-- Start of Data lines --
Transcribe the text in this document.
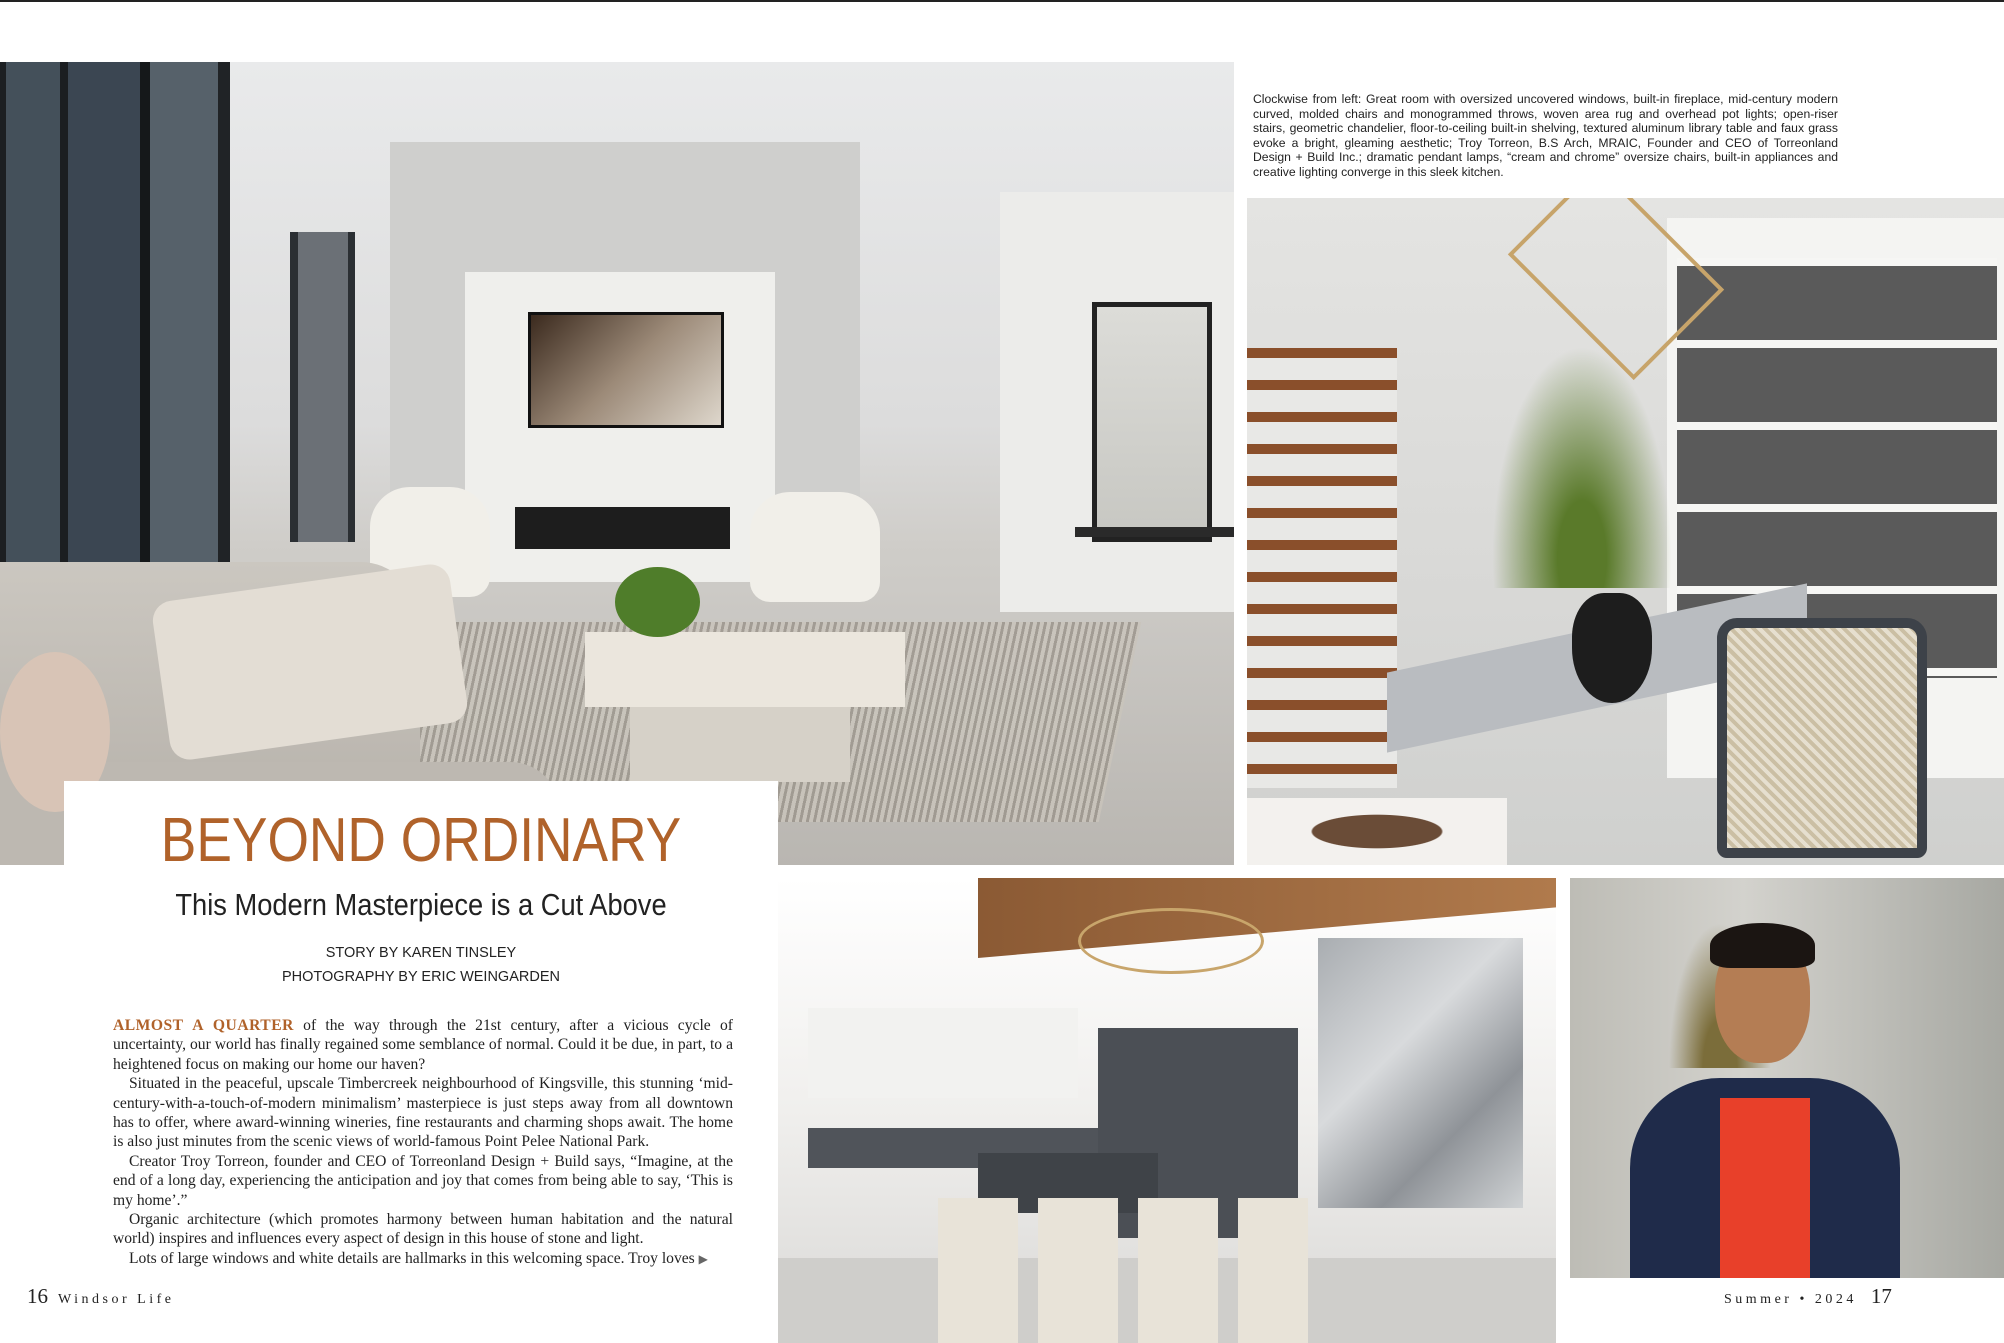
Clockwise from left: Great room with oversized uncovered windows, built-in fireplace, mid-century modern curved, molded chairs and monogrammed throws, woven area rug and overhead pot lights; open-riser stairs, geometric chandelier, floor-to-ceiling built-in shelving, textured aluminum library table and faux grass evoke a bright, gleaming aesthetic; Troy Torreon, B.S Arch, MRAIC, Founder and CEO of Torreonland Design + Build Inc.; dramatic pendant lamps, “cream and chrome” oversize chairs, built-in appliances and creative lighting converge in this sleek kitchen.
BEYOND ORDINARY
This Modern Masterpiece is a Cut Above
STORY BY KAREN TINSLEY
PHOTOGRAPHY BY ERIC WEINGARDEN

ALMOST A QUARTER of the way through the 21st century, after a vicious cycle of uncertainty, our world has finally regained some semblance of normal. Could it be due, in part, to a heightened focus on making our home our haven?

Situated in the peaceful, upscale Timbercreek neighbourhood of Kingsville, this stunning ‘mid-century-with-a-touch-of-modern minimalism’ masterpiece is just steps away from all downtown has to offer, where award-winning wineries, fine restaurants and charming shops await. The home is also just minutes from the scenic views of world-famous Point Pelee National Park.

Creator Troy Torreon, founder and CEO of Torreonland Design + Build says, “Imagine, at the end of a long day, experiencing the anticipation and joy that comes from being able to say, ‘This is my home’.”

Organic architecture (which promotes harmony between human habitation and the natural world) inspires and influences every aspect of design in this house of stone and light.

Lots of large windows and white details are hallmarks in this welcoming space. Troy loves ▶

16 Windsor Life	Summer • 2024 17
-- End of Data lines --
**Problem requirements**
The entries above are to be returned exactly, without their pictures.

**Output below**
Transcribe the text in this document.
Clockwise from left: Great room with oversized uncovered windows, built-in fireplace, mid-century modern curved, molded chairs and monogrammed throws, woven area rug and overhead pot lights; open-riser stairs, geometric chandelier, floor-to-ceiling built-in shelving, textured aluminum library table and faux grass evoke a bright, gleaming aesthetic; Troy Torreon, B.S Arch, MRAIC, Founder and CEO of Torreonland Design + Build Inc.; dramatic pendant lamps, “cream and chrome” oversize chairs, built-in appliances and creative lighting converge in this sleek kitchen.
BEYOND ORDINARY
This Modern Masterpiece is a Cut Above
STORY BY KAREN TINSLEY
PHOTOGRAPHY BY ERIC WEINGARDEN

ALMOST A QUARTER of the way through the 21st century, after a vicious cycle of uncertainty, our world has finally regained some semblance of normal. Could it be due, in part, to a heightened focus on making our home our haven?

Situated in the peaceful, upscale Timbercreek neighbourhood of Kingsville, this stunning ‘mid-century-with-a-touch-of-modern minimalism’ masterpiece is just steps away from all downtown has to offer, where award-winning wineries, fine restaurants and charming shops await. The home is also just minutes from the scenic views of world-famous Point Pelee National Park.

Creator Troy Torreon, founder and CEO of Torreonland Design + Build says, “Imagine, at the end of a long day, experiencing the anticipation and joy that comes from being able to say, ‘This is my home’.”

Organic architecture (which promotes harmony between human habitation and the natural world) inspires and influences every aspect of design in this house of stone and light.

Lots of large windows and white details are hallmarks in this welcoming space. Troy loves ▶

16 Windsor Life	Summer • 2024 17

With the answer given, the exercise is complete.